*Stated task*
Return each line containing "title".

*Exercise input*
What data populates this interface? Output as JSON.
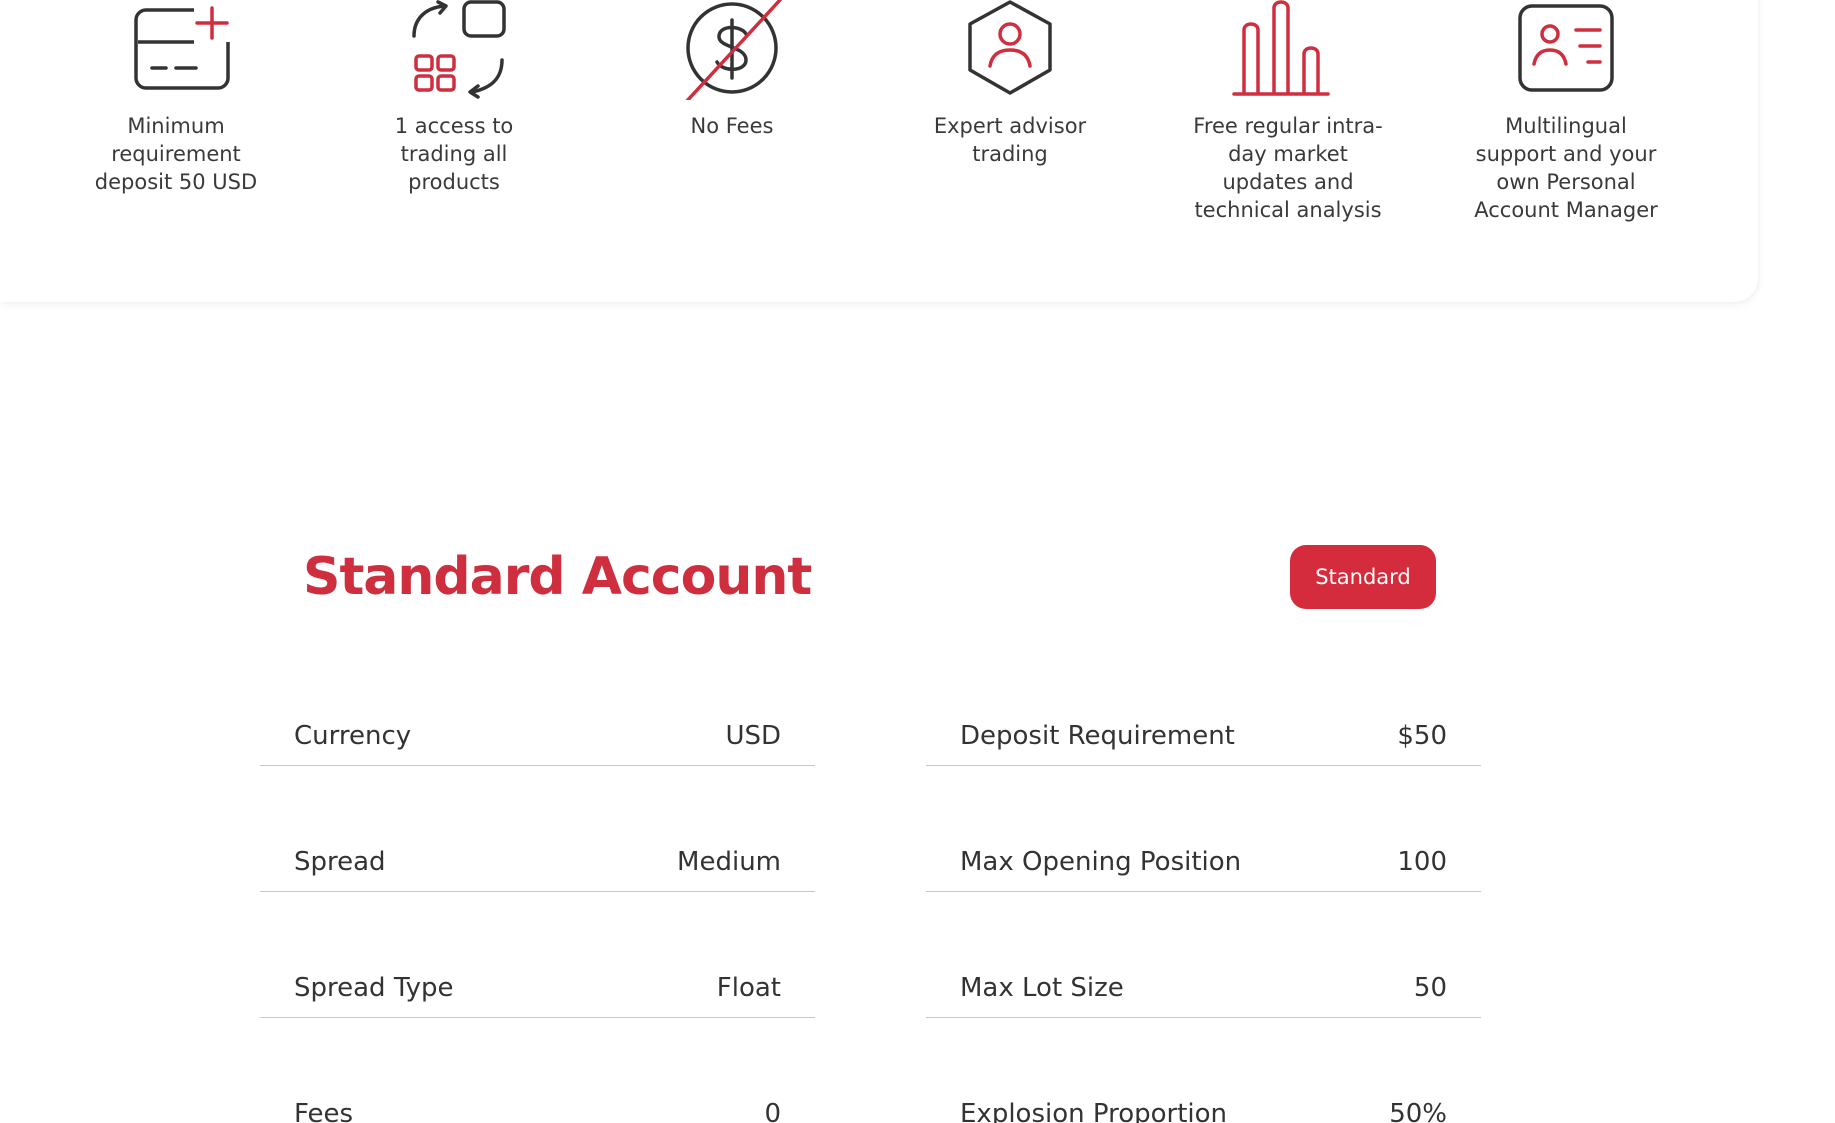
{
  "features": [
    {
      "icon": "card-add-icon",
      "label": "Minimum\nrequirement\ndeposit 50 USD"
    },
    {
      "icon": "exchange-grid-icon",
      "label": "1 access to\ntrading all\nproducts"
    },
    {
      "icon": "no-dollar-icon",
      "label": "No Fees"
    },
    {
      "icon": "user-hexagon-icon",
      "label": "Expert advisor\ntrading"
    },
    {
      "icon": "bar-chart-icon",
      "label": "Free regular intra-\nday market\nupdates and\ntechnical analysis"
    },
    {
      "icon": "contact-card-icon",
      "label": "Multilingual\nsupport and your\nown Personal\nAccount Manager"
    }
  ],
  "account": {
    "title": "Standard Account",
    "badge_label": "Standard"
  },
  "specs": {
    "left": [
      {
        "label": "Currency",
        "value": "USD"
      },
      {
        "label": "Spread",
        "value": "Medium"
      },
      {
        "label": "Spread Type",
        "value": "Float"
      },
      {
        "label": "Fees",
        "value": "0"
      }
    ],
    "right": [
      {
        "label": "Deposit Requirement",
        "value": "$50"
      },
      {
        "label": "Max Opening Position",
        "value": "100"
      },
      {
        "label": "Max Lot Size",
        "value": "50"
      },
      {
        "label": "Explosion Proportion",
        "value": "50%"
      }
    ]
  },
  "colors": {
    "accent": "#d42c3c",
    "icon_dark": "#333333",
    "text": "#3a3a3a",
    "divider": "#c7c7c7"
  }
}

--

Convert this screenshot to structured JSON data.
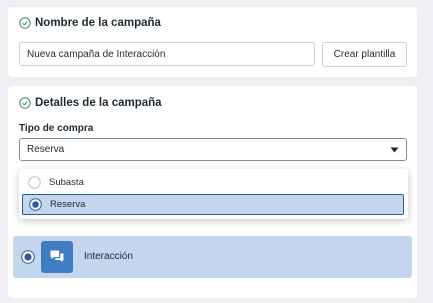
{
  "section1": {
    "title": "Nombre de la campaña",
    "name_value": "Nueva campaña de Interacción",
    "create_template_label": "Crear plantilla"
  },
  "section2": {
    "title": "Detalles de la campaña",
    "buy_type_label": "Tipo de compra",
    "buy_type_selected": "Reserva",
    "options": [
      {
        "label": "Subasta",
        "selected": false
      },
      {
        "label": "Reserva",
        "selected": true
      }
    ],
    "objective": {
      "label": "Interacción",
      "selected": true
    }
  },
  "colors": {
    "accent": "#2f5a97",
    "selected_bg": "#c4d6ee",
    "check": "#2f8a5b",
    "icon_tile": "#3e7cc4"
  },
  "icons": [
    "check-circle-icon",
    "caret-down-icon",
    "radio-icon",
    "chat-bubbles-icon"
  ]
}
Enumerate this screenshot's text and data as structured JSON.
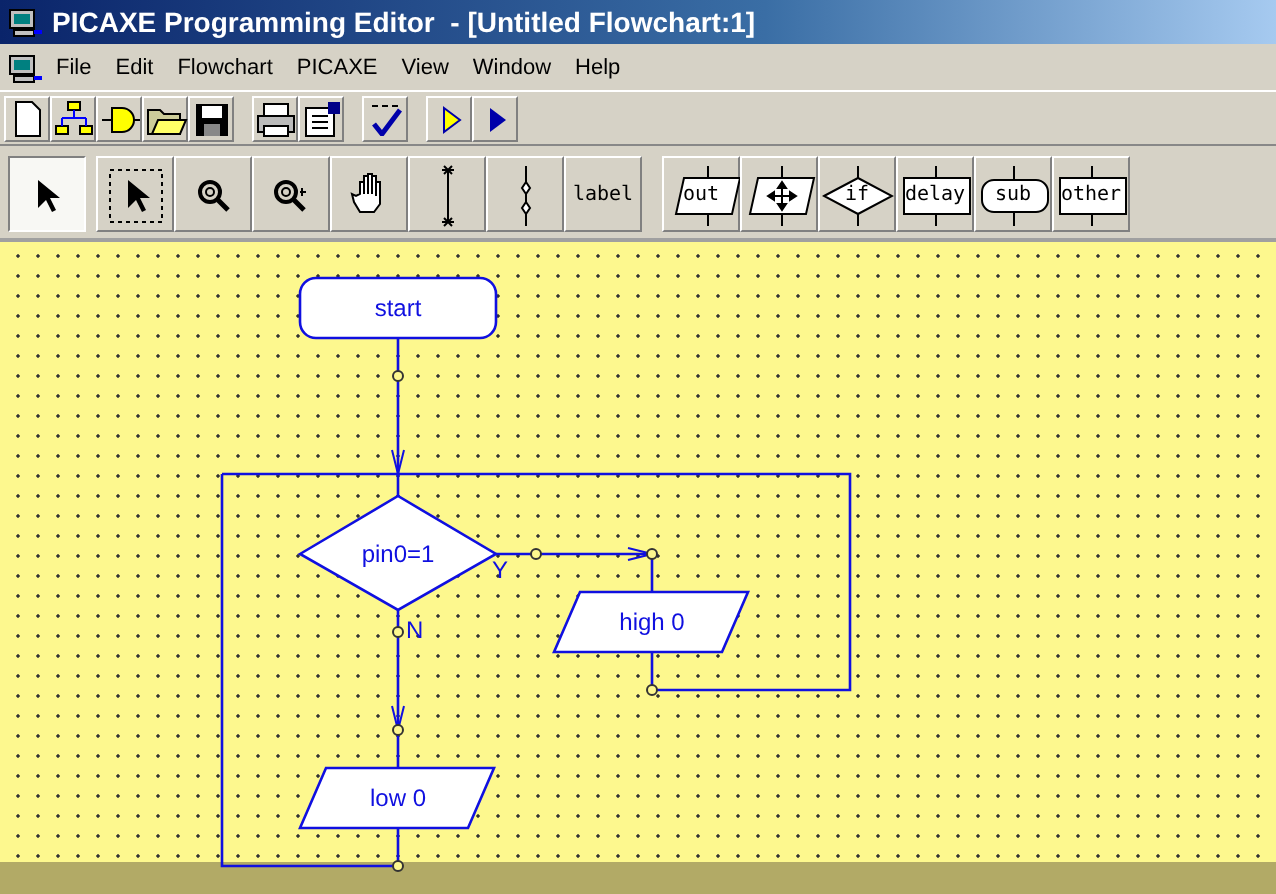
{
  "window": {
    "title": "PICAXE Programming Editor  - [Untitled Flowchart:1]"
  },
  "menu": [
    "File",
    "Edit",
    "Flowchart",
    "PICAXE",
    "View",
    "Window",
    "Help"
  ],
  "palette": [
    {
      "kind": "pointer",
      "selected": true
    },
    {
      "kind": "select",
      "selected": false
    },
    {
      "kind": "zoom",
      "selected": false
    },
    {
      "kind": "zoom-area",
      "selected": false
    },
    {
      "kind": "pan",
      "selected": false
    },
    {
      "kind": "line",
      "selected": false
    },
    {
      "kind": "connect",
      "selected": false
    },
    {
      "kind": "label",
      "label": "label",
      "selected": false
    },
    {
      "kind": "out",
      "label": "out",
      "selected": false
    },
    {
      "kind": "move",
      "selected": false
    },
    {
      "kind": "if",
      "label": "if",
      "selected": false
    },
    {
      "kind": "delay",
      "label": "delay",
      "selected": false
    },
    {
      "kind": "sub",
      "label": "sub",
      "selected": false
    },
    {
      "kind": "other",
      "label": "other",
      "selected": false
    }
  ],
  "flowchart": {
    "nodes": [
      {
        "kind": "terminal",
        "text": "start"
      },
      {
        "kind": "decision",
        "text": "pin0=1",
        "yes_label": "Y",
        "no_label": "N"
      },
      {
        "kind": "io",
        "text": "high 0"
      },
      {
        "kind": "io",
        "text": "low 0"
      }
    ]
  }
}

*Result for this task*
    "title": "Standard Account",
    "title": "Nombre de la campaña",
    "title": "Detalles de la campaña",
    "title": "PICAXE Programming Editor  - [Untitled Flowchart:1]"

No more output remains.